-- start of Records for processing --
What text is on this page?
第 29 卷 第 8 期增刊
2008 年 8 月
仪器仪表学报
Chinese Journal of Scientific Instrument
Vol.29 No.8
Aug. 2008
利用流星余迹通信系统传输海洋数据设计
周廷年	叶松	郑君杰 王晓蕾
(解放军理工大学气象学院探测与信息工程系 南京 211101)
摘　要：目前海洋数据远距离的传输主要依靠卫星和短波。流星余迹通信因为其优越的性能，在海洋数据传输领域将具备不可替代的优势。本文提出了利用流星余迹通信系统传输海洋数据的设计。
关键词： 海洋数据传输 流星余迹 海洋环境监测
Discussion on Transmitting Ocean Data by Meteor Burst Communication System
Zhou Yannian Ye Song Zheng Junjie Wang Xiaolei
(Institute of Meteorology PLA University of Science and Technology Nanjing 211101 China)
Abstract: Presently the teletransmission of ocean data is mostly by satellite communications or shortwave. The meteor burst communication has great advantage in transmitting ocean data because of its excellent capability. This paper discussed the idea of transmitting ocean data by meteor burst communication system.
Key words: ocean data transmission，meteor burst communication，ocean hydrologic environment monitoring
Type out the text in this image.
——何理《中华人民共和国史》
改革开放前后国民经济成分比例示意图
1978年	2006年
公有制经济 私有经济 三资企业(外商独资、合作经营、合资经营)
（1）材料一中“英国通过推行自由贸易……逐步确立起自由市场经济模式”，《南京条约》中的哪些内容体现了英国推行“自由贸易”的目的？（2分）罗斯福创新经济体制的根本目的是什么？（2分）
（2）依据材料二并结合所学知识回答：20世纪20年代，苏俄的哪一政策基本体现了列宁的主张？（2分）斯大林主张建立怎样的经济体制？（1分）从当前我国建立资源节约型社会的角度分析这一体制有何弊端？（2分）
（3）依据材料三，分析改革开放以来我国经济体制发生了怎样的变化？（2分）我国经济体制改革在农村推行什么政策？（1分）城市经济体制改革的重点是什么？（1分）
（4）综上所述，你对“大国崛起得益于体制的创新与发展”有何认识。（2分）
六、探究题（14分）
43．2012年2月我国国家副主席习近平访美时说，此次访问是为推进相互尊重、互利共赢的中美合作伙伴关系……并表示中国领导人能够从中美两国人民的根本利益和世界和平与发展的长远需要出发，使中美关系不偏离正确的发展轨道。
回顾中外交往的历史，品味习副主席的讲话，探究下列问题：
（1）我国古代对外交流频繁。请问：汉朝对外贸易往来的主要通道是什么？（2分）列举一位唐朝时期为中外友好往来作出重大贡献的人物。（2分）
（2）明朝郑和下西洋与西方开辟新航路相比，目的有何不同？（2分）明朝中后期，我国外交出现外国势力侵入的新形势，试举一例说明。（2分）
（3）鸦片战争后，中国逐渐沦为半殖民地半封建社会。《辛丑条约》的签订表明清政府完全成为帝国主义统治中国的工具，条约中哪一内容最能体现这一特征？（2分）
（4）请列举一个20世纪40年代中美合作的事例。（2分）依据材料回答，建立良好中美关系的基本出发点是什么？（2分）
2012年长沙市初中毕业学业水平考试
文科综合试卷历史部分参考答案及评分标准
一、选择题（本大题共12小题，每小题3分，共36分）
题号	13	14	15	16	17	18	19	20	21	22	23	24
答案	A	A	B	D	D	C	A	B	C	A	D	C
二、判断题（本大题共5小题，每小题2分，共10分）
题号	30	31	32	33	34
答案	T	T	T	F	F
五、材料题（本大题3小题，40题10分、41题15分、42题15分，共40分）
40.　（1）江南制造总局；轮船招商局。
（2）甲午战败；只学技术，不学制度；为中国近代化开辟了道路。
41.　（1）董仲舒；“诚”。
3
-- end of Records for processing --
*Challenge:* Print every entry exactly as written.

*Task answer:*
What text is on this page?
第 29 卷 第 8 期增刊
2008 年 8 月
仪器仪表学报
Chinese Journal of Scientific Instrument
Vol.29 No.8
Aug. 2008
利用流星余迹通信系统传输海洋数据设计
周廷年	叶松	郑君杰 王晓蕾
(解放军理工大学气象学院探测与信息工程系 南京 211101)
摘　要：目前海洋数据远距离的传输主要依靠卫星和短波。流星余迹通信因为其优越的性能，在海洋数据传输领域将具备不可替代的优势。本文提出了利用流星余迹通信系统传输海洋数据的设计。
关键词： 海洋数据传输 流星余迹 海洋环境监测
Discussion on Transmitting Ocean Data by Meteor Burst Communication System
Zhou Yannian Ye Song Zheng Junjie Wang Xiaolei
(Institute of Meteorology PLA University of Science and Technology Nanjing 211101 China)
Abstract: Presently the teletransmission of ocean data is mostly by satellite communications or shortwave. The meteor burst communication has great advantage in transmitting ocean data because of its excellent capability. This paper discussed the idea of transmitting ocean data by meteor burst communication system.
Key words: ocean data transmission，meteor burst communication，ocean hydrologic environment monitoring
Type out the text in this image.
——何理《中华人民共和国史》
改革开放前后国民经济成分比例示意图
1978年	2006年
公有制经济 私有经济 三资企业(外商独资、合作经营、合资经营)
（1）材料一中“英国通过推行自由贸易……逐步确立起自由市场经济模式”，《南京条约》中的哪些内容体现了英国推行“自由贸易”的目的？（2分）罗斯福创新经济体制的根本目的是什么？（2分）
（2）依据材料二并结合所学知识回答：20世纪20年代，苏俄的哪一政策基本体现了列宁的主张？（2分）斯大林主张建立怎样的经济体制？（1分）从当前我国建立资源节约型社会的角度分析这一体制有何弊端？（2分）
（3）依据材料三，分析改革开放以来我国经济体制发生了怎样的变化？（2分）我国经济体制改革在农村推行什么政策？（1分）城市经济体制改革的重点是什么？（1分）
（4）综上所述，你对“大国崛起得益于体制的创新与发展”有何认识。（2分）
六、探究题（14分）
43．2012年2月我国国家副主席习近平访美时说，此次访问是为推进相互尊重、互利共赢的中美合作伙伴关系……并表示中国领导人能够从中美两国人民的根本利益和世界和平与发展的长远需要出发，使中美关系不偏离正确的发展轨道。
回顾中外交往的历史，品味习副主席的讲话，探究下列问题：
（1）我国古代对外交流频繁。请问：汉朝对外贸易往来的主要通道是什么？（2分）列举一位唐朝时期为中外友好往来作出重大贡献的人物。（2分）
（2）明朝郑和下西洋与西方开辟新航路相比，目的有何不同？（2分）明朝中后期，我国外交出现外国势力侵入的新形势，试举一例说明。（2分）
（3）鸦片战争后，中国逐渐沦为半殖民地半封建社会。《辛丑条约》的签订表明清政府完全成为帝国主义统治中国的工具，条约中哪一内容最能体现这一特征？（2分）
（4）请列举一个20世纪40年代中美合作的事例。（2分）依据材料回答，建立良好中美关系的基本出发点是什么？（2分）
2012年长沙市初中毕业学业水平考试
文科综合试卷历史部分参考答案及评分标准
一、选择题（本大题共12小题，每小题3分，共36分）
题号	13	14	15	16	17	18	19	20	21	22	23	24
答案	A	A	B	D	D	C	A	B	C	A	D	C
二、判断题（本大题共5小题，每小题2分，共10分）
题号	30	31	32	33	34
答案	T	T	T	F	F
五、材料题（本大题3小题，40题10分、41题15分、42题15分，共40分）
40.　（1）江南制造总局；轮船招商局。
（2）甲午战败；只学技术，不学制度；为中国近代化开辟了道路。
41.　（1）董仲舒；“诚”。
3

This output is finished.